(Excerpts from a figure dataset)
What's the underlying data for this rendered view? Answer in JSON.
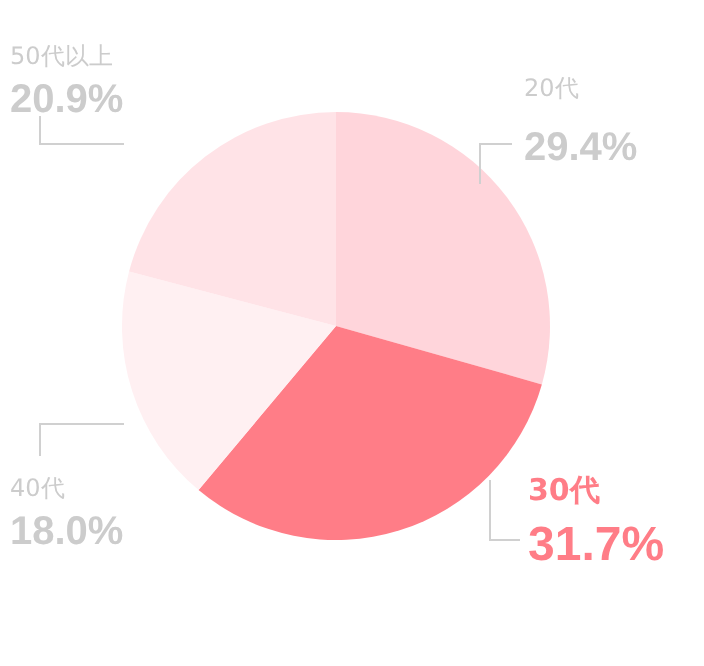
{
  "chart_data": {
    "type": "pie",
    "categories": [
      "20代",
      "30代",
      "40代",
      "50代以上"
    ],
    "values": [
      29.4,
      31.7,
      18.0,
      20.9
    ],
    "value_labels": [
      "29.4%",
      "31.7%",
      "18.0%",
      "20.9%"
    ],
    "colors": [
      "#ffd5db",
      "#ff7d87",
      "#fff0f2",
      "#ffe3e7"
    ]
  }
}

§ **Problem to solve**: Copy every entry word for word, but omit the pictures.

§ **Task output**:
What's the underlying data for this rendered view? Answer in JSON.
{
  "chart_data": {
    "type": "pie",
    "categories": [
      "20代",
      "30代",
      "40代",
      "50代以上"
    ],
    "values": [
      29.4,
      31.7,
      18.0,
      20.9
    ],
    "value_labels": [
      "29.4%",
      "31.7%",
      "18.0%",
      "20.9%"
    ],
    "colors": [
      "#ffd5db",
      "#ff7d87",
      "#fff0f2",
      "#ffe3e7"
    ]
  }
}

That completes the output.